Exercise directions. Determine how many lines of the records include "accent", and answer with the number alone.

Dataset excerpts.
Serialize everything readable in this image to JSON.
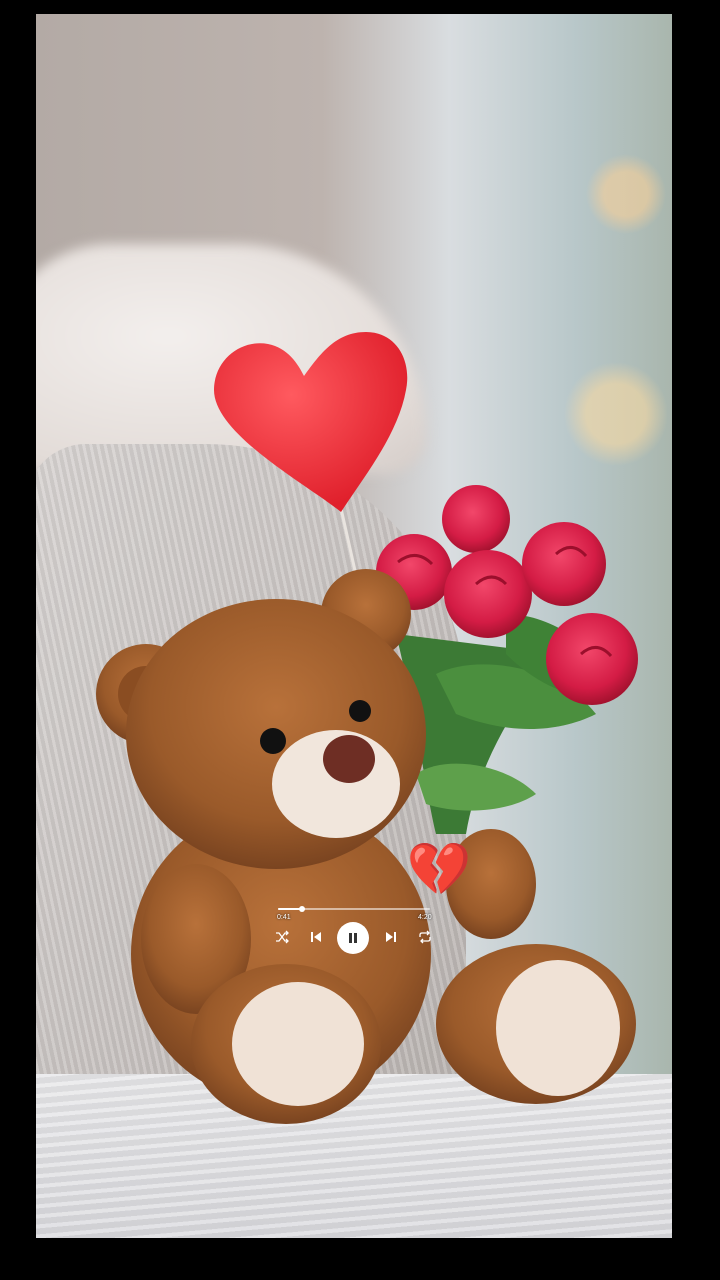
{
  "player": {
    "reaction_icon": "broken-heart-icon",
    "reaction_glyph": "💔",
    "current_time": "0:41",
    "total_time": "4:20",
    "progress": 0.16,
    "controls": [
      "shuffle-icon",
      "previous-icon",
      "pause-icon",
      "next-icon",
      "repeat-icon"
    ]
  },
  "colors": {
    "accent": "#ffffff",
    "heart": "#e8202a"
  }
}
* * *
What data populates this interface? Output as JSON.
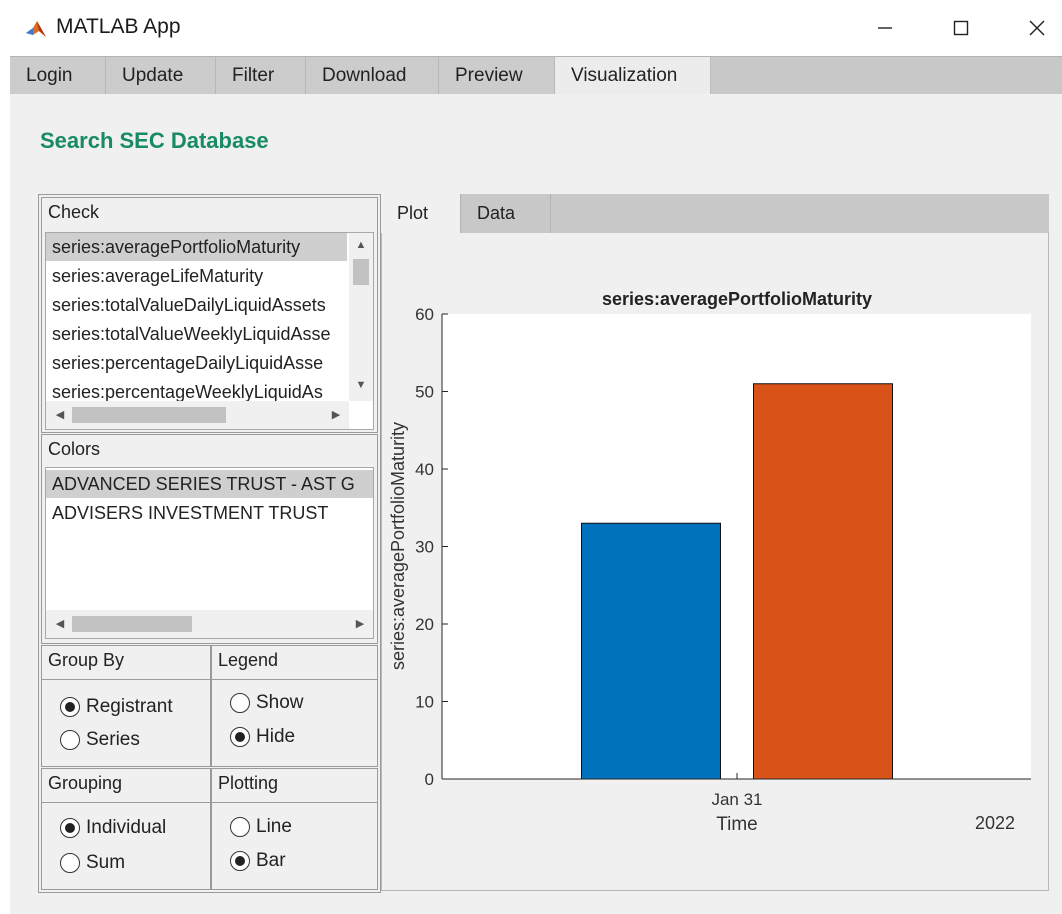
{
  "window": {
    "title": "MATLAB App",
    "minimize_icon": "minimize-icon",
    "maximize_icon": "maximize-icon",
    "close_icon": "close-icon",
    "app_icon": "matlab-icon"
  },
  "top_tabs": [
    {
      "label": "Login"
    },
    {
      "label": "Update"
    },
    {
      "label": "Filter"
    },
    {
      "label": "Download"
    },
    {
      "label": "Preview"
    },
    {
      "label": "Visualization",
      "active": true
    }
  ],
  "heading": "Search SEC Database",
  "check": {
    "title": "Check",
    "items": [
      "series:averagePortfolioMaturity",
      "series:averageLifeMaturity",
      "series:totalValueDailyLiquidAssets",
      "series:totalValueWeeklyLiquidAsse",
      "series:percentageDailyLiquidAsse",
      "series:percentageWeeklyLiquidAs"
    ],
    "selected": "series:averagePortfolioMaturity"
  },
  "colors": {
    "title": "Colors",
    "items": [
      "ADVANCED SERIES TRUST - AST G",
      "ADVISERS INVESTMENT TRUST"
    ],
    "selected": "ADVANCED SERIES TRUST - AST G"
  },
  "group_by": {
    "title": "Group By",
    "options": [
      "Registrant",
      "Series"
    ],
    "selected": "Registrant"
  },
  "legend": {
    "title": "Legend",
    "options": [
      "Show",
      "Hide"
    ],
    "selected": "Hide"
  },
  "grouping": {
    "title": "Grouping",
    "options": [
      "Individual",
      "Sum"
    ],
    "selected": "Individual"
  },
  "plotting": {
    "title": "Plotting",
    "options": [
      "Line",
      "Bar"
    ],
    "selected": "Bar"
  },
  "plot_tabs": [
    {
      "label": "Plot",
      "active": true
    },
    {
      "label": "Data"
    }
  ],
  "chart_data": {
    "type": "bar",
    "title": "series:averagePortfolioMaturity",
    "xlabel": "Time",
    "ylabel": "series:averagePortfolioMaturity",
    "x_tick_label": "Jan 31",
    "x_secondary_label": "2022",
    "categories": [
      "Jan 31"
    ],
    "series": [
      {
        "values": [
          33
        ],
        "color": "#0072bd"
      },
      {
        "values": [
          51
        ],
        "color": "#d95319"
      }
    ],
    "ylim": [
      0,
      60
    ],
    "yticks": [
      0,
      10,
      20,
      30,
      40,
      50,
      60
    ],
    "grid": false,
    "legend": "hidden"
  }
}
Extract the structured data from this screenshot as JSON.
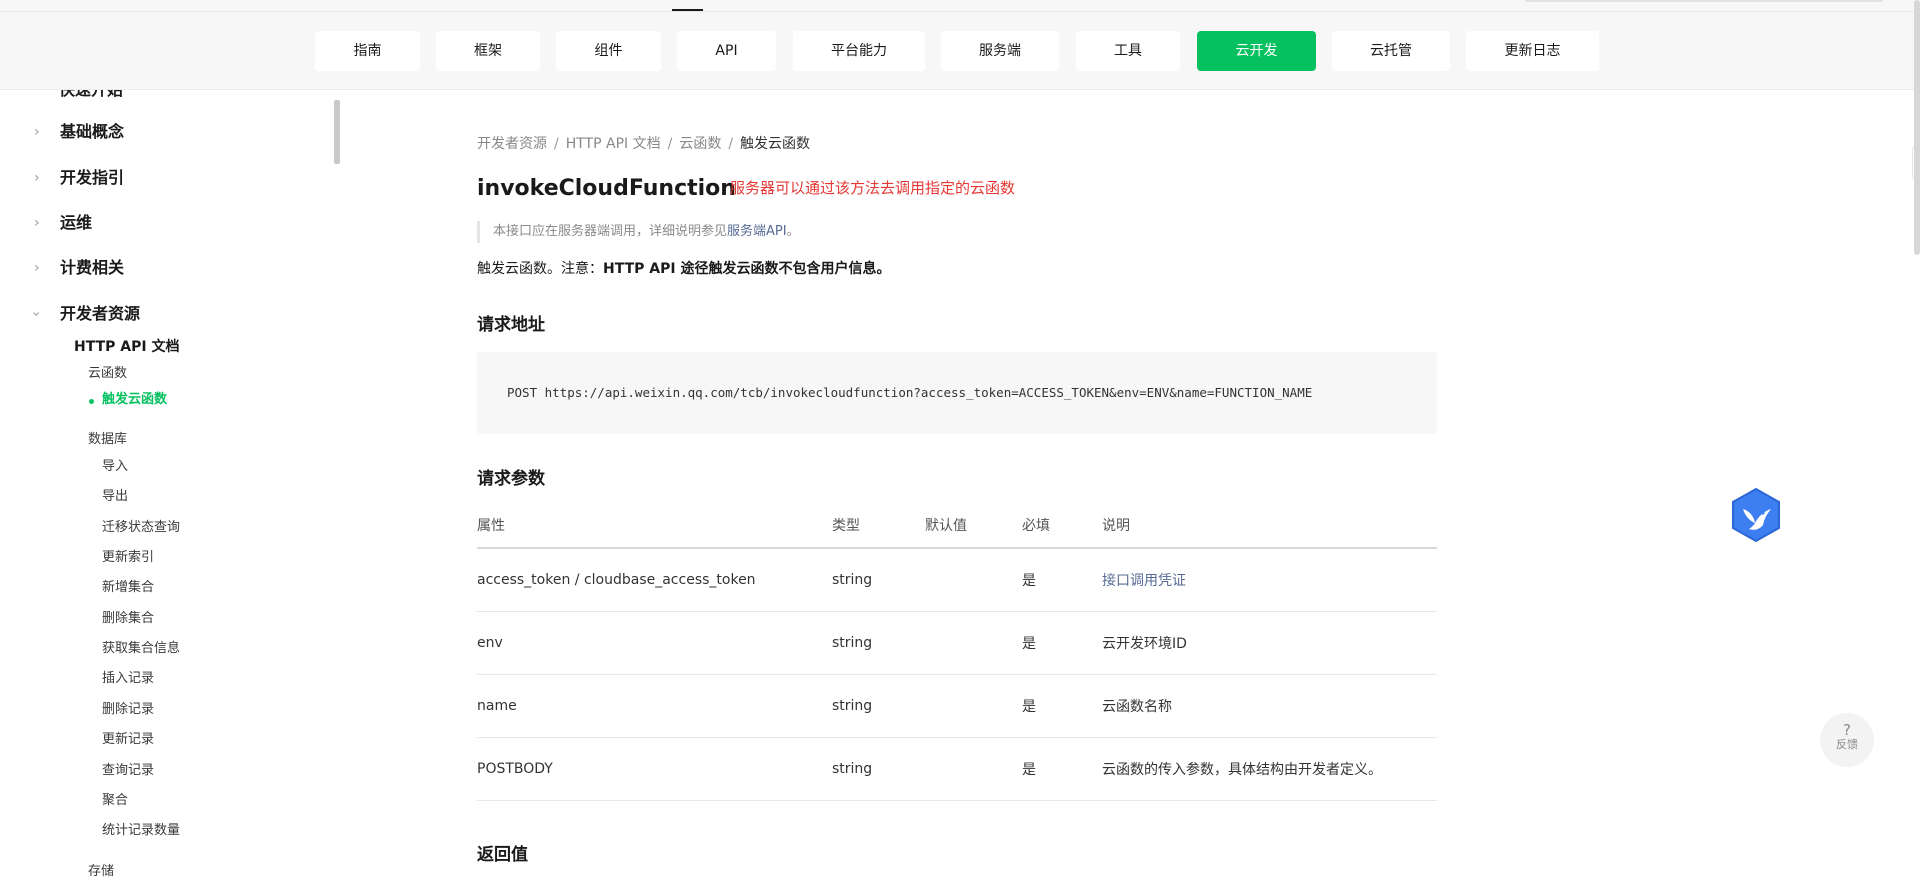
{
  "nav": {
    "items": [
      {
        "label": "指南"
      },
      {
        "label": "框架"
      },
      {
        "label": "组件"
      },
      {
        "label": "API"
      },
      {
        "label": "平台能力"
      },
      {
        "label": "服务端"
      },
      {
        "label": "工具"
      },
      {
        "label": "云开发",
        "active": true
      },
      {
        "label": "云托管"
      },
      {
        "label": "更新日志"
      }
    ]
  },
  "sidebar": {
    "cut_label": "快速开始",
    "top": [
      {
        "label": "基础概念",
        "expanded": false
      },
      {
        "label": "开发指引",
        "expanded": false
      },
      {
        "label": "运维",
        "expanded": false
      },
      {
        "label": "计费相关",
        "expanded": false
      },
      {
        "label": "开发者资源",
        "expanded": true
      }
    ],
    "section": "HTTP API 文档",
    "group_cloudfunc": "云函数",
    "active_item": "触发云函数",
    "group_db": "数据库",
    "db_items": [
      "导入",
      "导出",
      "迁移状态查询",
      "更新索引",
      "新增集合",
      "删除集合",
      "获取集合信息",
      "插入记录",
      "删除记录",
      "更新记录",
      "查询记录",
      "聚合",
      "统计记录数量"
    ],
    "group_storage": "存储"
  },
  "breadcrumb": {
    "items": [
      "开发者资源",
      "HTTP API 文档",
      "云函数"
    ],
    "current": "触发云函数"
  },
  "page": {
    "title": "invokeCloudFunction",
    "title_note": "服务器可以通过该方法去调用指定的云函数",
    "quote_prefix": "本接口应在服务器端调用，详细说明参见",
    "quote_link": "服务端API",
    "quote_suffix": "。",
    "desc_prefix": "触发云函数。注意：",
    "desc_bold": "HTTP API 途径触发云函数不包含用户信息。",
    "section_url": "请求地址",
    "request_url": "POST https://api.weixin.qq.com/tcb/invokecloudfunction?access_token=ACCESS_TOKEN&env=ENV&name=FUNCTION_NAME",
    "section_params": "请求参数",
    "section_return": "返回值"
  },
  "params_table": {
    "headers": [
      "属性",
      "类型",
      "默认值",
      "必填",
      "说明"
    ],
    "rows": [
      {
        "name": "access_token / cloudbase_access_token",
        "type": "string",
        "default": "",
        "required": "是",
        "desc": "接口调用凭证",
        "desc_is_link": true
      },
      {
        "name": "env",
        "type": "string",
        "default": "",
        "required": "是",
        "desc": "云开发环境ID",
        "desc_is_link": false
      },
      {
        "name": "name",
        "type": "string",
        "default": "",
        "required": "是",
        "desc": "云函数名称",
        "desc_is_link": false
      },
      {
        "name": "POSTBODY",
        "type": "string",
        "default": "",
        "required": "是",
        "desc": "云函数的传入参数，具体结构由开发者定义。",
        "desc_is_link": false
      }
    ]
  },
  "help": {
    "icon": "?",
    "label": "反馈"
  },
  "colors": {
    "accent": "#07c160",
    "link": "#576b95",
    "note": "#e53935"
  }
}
--
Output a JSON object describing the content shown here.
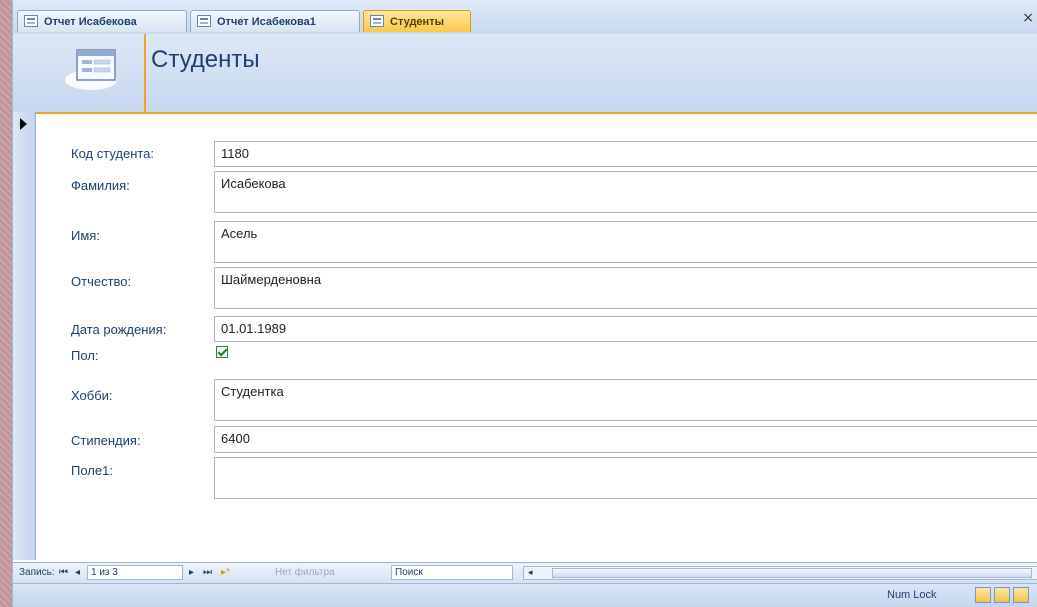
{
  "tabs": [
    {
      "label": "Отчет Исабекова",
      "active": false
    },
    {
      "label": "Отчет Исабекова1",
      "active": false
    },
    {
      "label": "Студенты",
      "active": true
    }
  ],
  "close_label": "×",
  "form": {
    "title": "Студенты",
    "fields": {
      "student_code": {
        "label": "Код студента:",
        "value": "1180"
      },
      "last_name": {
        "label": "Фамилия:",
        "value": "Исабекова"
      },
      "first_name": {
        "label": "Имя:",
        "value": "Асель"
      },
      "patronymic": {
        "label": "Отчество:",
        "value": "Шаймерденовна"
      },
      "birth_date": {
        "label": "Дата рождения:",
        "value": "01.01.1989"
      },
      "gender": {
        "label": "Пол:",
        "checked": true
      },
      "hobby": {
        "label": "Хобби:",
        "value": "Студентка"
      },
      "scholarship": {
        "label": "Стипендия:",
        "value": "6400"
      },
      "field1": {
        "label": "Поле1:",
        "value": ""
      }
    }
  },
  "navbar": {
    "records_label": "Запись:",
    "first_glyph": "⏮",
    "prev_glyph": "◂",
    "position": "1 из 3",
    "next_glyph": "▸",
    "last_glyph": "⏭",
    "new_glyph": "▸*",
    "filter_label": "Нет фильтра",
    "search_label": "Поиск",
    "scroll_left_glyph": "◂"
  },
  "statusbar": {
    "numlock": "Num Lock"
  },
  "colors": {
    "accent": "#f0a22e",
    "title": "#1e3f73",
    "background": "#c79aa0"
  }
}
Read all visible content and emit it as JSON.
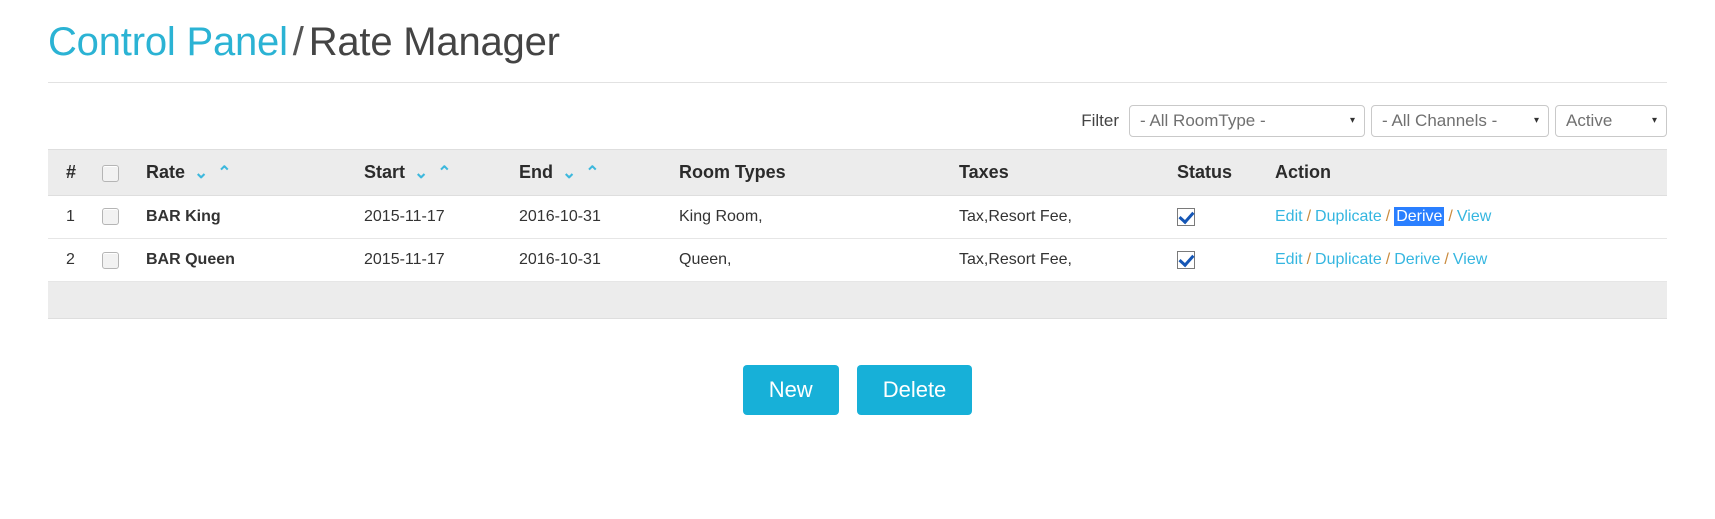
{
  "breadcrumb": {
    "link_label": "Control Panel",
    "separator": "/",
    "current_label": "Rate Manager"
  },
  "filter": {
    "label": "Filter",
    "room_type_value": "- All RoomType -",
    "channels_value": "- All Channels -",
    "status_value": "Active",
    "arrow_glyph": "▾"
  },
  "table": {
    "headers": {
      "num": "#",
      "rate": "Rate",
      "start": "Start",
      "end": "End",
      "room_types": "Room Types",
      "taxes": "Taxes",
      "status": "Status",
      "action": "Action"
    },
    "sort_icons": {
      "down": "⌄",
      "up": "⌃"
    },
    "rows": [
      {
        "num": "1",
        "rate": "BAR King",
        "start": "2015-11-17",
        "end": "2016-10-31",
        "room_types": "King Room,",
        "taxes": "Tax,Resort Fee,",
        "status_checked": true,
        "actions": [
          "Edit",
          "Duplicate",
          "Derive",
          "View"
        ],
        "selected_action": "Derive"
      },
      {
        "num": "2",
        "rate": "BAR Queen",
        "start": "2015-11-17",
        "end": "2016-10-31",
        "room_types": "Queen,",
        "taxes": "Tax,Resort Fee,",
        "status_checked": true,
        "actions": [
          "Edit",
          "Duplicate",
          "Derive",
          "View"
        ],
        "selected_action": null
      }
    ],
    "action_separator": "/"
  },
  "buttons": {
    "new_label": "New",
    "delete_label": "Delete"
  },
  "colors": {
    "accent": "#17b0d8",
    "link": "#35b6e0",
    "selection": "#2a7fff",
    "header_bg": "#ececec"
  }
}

Solved problem. 4